** Problem details **
Go through the data below and gather each line containing "altura".

START Data supplied

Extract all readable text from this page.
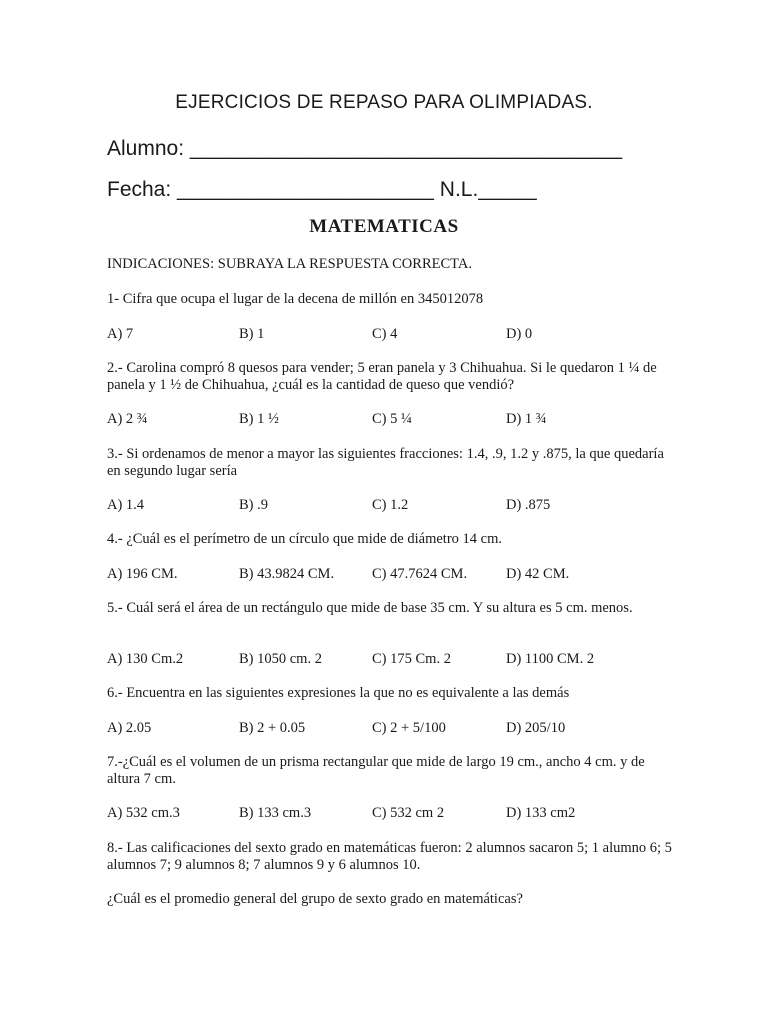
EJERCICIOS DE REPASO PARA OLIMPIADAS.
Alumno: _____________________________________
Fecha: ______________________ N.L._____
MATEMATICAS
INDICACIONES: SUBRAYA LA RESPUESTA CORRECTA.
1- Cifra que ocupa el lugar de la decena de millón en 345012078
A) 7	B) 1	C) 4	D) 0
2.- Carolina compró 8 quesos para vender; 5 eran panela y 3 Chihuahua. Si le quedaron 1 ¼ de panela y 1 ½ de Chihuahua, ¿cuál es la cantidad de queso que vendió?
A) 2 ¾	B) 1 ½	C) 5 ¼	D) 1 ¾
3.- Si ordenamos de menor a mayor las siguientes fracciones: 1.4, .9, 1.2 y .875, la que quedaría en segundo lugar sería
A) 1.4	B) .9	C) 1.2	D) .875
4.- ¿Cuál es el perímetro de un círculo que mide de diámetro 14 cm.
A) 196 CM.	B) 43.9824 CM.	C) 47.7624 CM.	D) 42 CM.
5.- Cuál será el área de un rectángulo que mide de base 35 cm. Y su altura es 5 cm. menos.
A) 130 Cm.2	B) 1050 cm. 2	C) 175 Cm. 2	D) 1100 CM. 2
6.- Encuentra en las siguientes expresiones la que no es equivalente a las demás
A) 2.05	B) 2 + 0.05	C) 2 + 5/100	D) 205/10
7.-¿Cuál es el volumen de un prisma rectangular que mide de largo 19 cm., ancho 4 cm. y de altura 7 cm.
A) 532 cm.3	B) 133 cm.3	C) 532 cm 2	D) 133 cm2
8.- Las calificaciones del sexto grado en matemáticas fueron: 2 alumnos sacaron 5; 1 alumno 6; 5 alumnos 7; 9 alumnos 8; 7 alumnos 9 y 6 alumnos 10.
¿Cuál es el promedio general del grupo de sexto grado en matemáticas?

END Data supplied

** Exercise result **
5.- Cuál será el área de un rectángulo que mide de base 35 cm. Y su altura es 5 cm. menos.
7.-¿Cuál es el volumen de un prisma rectangular que mide de largo 19 cm., ancho 4 cm. y de altura 7 cm.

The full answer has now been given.